▶ _What you are asked to do_: Convert the data, from its first line through the line containing "tweet-text-line: Pónganle cuernitos", into a numbered list, and leave out any blank lines.

# START OF Records for the exercise

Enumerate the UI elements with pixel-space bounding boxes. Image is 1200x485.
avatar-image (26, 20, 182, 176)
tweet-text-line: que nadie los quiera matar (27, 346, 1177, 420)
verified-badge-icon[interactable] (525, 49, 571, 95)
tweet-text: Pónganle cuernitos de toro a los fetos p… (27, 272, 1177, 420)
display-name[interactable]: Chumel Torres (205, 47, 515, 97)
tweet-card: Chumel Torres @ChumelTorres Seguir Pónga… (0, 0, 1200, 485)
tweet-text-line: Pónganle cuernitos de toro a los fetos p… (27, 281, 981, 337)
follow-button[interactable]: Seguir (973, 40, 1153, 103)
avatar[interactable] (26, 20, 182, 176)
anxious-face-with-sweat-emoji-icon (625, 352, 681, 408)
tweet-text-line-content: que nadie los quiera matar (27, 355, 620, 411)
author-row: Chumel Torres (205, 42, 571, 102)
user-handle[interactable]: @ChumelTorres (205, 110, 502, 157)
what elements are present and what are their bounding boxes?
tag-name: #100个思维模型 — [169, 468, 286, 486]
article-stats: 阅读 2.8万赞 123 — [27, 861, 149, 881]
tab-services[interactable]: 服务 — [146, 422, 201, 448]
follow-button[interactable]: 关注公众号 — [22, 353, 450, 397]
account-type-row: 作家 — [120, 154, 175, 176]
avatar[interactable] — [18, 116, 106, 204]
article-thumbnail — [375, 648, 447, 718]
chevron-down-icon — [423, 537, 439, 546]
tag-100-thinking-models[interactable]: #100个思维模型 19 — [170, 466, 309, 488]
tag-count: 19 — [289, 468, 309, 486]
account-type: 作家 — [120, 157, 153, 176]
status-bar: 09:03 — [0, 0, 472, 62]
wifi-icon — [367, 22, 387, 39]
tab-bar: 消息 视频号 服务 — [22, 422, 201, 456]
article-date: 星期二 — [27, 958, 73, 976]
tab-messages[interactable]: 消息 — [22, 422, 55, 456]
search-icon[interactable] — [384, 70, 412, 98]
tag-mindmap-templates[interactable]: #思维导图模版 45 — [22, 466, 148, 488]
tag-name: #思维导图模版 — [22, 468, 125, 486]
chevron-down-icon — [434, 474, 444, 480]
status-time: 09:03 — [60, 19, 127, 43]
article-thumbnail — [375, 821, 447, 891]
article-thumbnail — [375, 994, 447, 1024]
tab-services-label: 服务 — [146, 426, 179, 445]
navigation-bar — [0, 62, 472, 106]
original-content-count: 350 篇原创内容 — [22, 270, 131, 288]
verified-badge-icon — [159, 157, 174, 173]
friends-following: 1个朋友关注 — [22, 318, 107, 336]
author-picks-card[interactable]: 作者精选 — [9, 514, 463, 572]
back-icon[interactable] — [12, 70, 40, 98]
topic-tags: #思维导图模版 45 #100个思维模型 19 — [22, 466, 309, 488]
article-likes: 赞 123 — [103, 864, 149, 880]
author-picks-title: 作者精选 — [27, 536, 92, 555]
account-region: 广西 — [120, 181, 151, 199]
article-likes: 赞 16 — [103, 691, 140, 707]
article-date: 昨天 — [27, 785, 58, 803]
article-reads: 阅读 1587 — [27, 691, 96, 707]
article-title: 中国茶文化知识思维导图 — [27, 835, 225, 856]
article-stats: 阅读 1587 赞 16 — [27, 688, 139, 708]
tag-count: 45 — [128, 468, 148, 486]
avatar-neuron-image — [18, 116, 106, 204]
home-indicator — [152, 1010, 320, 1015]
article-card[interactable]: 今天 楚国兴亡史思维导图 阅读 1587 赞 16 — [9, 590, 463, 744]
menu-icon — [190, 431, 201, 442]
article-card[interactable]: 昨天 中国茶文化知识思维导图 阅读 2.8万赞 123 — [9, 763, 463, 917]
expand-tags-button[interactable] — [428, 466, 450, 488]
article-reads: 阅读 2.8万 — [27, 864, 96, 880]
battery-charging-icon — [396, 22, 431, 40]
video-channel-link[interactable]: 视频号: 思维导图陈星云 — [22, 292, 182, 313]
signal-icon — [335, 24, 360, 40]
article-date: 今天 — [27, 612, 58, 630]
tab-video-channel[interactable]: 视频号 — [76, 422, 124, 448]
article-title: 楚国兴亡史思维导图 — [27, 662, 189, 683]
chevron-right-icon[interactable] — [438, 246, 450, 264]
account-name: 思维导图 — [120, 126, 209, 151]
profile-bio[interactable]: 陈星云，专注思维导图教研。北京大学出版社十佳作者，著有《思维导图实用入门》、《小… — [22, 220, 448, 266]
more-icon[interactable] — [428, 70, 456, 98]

# END OF Records for the exercise

▶ _Complete answer_:
1. Enumerate the UI elements with pixel-space bounding boxes. Image is 1200x485.
2. avatar-image (26, 20, 182, 176)
3. tweet-text-line: que nadie los quiera matar (27, 346, 1177, 420)
4. verified-badge-icon[interactable] (525, 49, 571, 95)
5. tweet-text: Pónganle cuernitos de toro a los fetos p… (27, 272, 1177, 420)
6. display-name[interactable]: Chumel Torres (205, 47, 515, 97)
7. tweet-card: Chumel Torres @ChumelTorres Seguir Pónga… (0, 0, 1200, 485)
8. tweet-text-line: Pónganle cuernitos de toro a los fetos p… (27, 281, 981, 337)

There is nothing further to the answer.